Stated goal: Format the records below as a numbered list with one entry per line, dropping any blank lines and leaving out the pictures.

★ ★ ★

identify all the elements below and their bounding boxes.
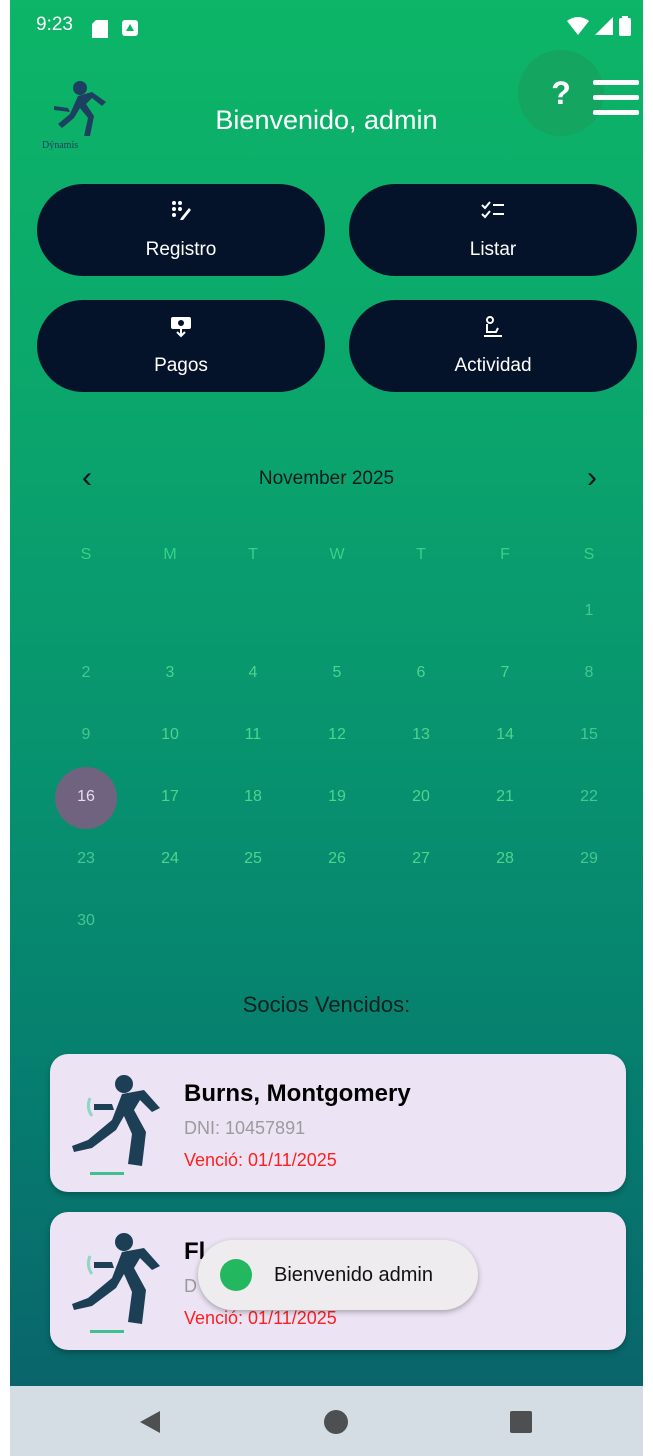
calendar-month-label: November 2025 [258,468,395,489]
wifi-icon [567,17,589,35]
signal-icon [595,17,613,35]
member-expiry: Venció: 01/11/2025 [184,1308,337,1328]
runner-avatar-icon [72,1075,160,1175]
member-expiry: Venció: 01/11/2025 [184,1150,337,1170]
help-button[interactable]: ? [518,50,604,136]
hamburger-menu-icon[interactable] [593,80,639,116]
status-bar: 9:23 [10,8,643,48]
weekday-label: S [583,546,595,563]
calendar-day[interactable]: 5 [305,664,369,682]
calendar-day[interactable]: 30 [54,912,118,930]
checklist-icon [481,201,504,219]
calendar-day[interactable]: 2 [54,664,118,682]
welcome-toast: Bienvenido admin [198,1240,478,1310]
calendar-day[interactable]: 4 [221,664,285,682]
calendar-day[interactable]: 8 [557,664,621,682]
member-dni: DNI: 10457891 [184,1118,306,1138]
register-icon [172,201,191,220]
app-runner-icon [220,1259,252,1291]
member-name: Burns, Montgomery [184,1080,411,1107]
listar-button[interactable]: Listar [349,184,637,276]
notification-icon [122,20,138,36]
pagos-button[interactable]: Pagos [37,300,325,392]
back-icon[interactable] [138,1410,162,1434]
app-header: Dýnamis Bienvenido, admin ? [10,50,643,170]
registro-label: Registro [145,239,217,260]
member-card[interactable]: Burns, Montgomery DNI: 10457891 Venció: … [50,1054,626,1192]
calendar-day[interactable]: 24 [138,850,202,868]
calendar-day[interactable]: 13 [389,726,453,744]
calendar-day[interactable]: 26 [305,850,369,868]
weekday-label: S [80,546,92,563]
recents-icon[interactable] [510,1411,532,1433]
weekday-label: F [500,546,510,563]
weekday-label: T [416,546,426,563]
calendar-day[interactable]: 23 [54,850,118,868]
status-time: 9:23 [36,14,73,35]
next-month-button[interactable]: › [572,460,612,500]
calendar-day[interactable]: 27 [389,850,453,868]
activity-icon [484,316,502,337]
calendar-day[interactable]: 1 [557,602,621,620]
svg-text:Dýnamis: Dýnamis [42,140,78,150]
listar-label: Listar [469,239,517,260]
calendar-day[interactable]: 21 [473,788,537,806]
registro-button[interactable]: Registro [37,184,325,276]
status-icons [567,16,631,36]
help-label: ? [551,74,571,111]
calendar-day[interactable]: 6 [389,664,453,682]
battery-icon [619,16,631,36]
calendar-day[interactable]: 10 [138,726,202,744]
calendar-day[interactable]: 7 [473,664,537,682]
calendar-day[interactable]: 9 [54,726,118,744]
calendar-day[interactable]: 3 [138,664,202,682]
calendar-day[interactable]: 14 [473,726,537,744]
calendar-day[interactable]: 15 [557,726,621,744]
weekday-label: W [329,546,345,563]
member-dni: D [184,1276,197,1296]
calendar-day[interactable]: 17 [138,788,202,806]
payment-icon [171,317,191,338]
calendar-day[interactable]: 29 [557,850,621,868]
actividad-label: Actividad [454,355,532,376]
calendar-day[interactable]: 28 [473,850,537,868]
toast-text: Bienvenido admin [274,1264,433,1286]
calendar-day[interactable]: 25 [221,850,285,868]
calendar-day[interactable]: 20 [389,788,453,806]
weekday-label: T [248,546,258,563]
runner-avatar-icon [72,1233,160,1333]
weekday-label: M [163,546,177,563]
calendar-day[interactable]: 22 [557,788,621,806]
sim-card-icon [92,20,108,38]
app-screen: 9:23 Dýnamis Bienvenido, admin ? Registr… [10,0,643,1456]
pagos-label: Pagos [154,355,208,376]
system-nav-bar [10,1386,643,1456]
calendar-day[interactable]: 19 [305,788,369,806]
actividad-button[interactable]: Actividad [349,300,637,392]
home-icon[interactable] [324,1410,348,1434]
calendar-day[interactable]: 11 [221,726,285,744]
expired-members-title: Socios Vencidos: [242,992,411,1017]
calendar-day[interactable]: 18 [221,788,285,806]
calendar-day[interactable]: 12 [305,726,369,744]
calendar-day-selected[interactable]: 16 [54,788,118,806]
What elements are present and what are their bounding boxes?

★ ★ ★

Problem solution:
1. identify all the elements below and their bounding boxes.
2. calendar-month-label: November 2025 [258,468,395,489]
3. wifi-icon [567,17,589,35]
4. signal-icon [595,17,613,35]
5. member-expiry: Venció: 01/11/2025 [184,1308,337,1328]
6. runner-avatar-icon [72,1075,160,1175]
7. member-expiry: Venció: 01/11/2025 [184,1150,337,1170]
8. help-button[interactable]: ? [518,50,604,136]
9. hamburger-menu-icon[interactable] [593,80,639,116]
10. status-bar: 9:23 [10,8,643,48]
11. weekday-label: S [583,546,595,563]
12. calendar-day[interactable]: 5 [305,664,369,682]
13. calendar-day[interactable]: 30 [54,912,118,930]
14. checklist-icon [481,201,504,219]
15. calendar-day[interactable]: 2 [54,664,118,682]
16. welcome-toast: Bienvenido admin [198,1240,478,1310]
17. calendar-day[interactable]: 4 [221,664,285,682]
18. calendar-day[interactable]: 8 [557,664,621,682]
19. member-dni: DNI: 10457891 [184,1118,306,1138]
20. register-icon [172,201,191,220]
21. app-runner-icon [220,1259,252,1291]
22. member-name: Burns, Montgomery [184,1080,411,1107]
23. listar-button[interactable]: Listar [349,184,637,276]
24. notification-icon [122,20,138,36]
25. pagos-button[interactable]: Pagos [37,300,325,392]
26. back-icon[interactable] [138,1410,162,1434]
27. app-header: Dýnamis Bienvenido, admin ? [10,50,643,170]
28. registro-label: Registro [145,239,217,260]
29. member-card[interactable]: Burns, Montgomery DNI: 10457891 Venció: … [50,1054,626,1192]
30. calendar-day[interactable]: 24 [138,850,202,868]
31. calendar-day[interactable]: 13 [389,726,453,744]
32. calendar-day[interactable]: 26 [305,850,369,868]
33. weekday-label: S [80,546,92,563]
34. recents-icon[interactable] [510,1411,532,1433]
35. weekday-label: F [500,546,510,563]
36. weekday-label: T [416,546,426,563]
37. calendar-day[interactable]: 23 [54,850,118,868]
38. status-time: 9:23 [36,14,73,35]
39. next-month-button[interactable]: › [572,460,612,500]
40. calendar-day[interactable]: 27 [389,850,453,868]
41. activity-icon [484,316,502,337]
42. calendar-day[interactable]: 1 [557,602,621,620]
43. svg-text:Dýnamis: Dýnamis [42,140,78,150]
44. listar-label: Listar [469,239,517,260]
45. calendar-day[interactable]: 21 [473,788,537,806]
46. registro-button[interactable]: Registro [37,184,325,276]
47. status-icons [567,16,631,36]
48. help-label: ? [551,74,571,111]
49. calendar-day[interactable]: 6 [389,664,453,682]
50. battery-icon [619,16,631,36]
51. calendar-day[interactable]: 10 [138,726,202,744]
52. calendar-day[interactable]: 7 [473,664,537,682]
53. calendar-day[interactable]: 9 [54,726,118,744]
54. calendar-day[interactable]: 3 [138,664,202,682]
55. calendar-day[interactable]: 14 [473,726,537,744]
56. calendar-day[interactable]: 15 [557,726,621,744]
57. weekday-label: W [329,546,345,563]
58. member-dni: D [184,1276,197,1296]
59. calendar-day[interactable]: 17 [138,788,202,806]
60. payment-icon [171,317,191,338]
61. calendar-day[interactable]: 29 [557,850,621,868]
62. actividad-label: Actividad [454,355,532,376]
63. calendar-day[interactable]: 28 [473,850,537,868]
64. toast-text: Bienvenido admin [274,1264,433,1286]
65. calendar-day[interactable]: 25 [221,850,285,868]
66. calendar-day[interactable]: 20 [389,788,453,806]
67. weekday-label: T [248,546,258,563]
68. runner-avatar-icon [72,1233,160,1333]
69. weekday-label: M [163,546,177,563]
70. calendar-day[interactable]: 22 [557,788,621,806]
71. sim-card-icon [92,20,108,38]
72. app-screen: 9:23 Dýnamis Bienvenido, admin ? Registr… [10,0,643,1456]
73. pagos-label: Pagos [154,355,208,376]
74. system-nav-bar [10,1386,643,1456]
75. calendar-day[interactable]: 19 [305,788,369,806]
76. actividad-button[interactable]: Actividad [349,300,637,392]
77. home-icon[interactable] [324,1410,348,1434]
78. calendar-day[interactable]: 11 [221,726,285,744]
79. expired-members-title: Socios Vencidos: [242,992,411,1017]
80. calendar-day[interactable]: 18 [221,788,285,806]
81. calendar-day[interactable]: 12 [305,726,369,744]
82. calendar-day-selected[interactable]: 16 [54,788,118,806]
83. What elements are present and what are their bounding boxes?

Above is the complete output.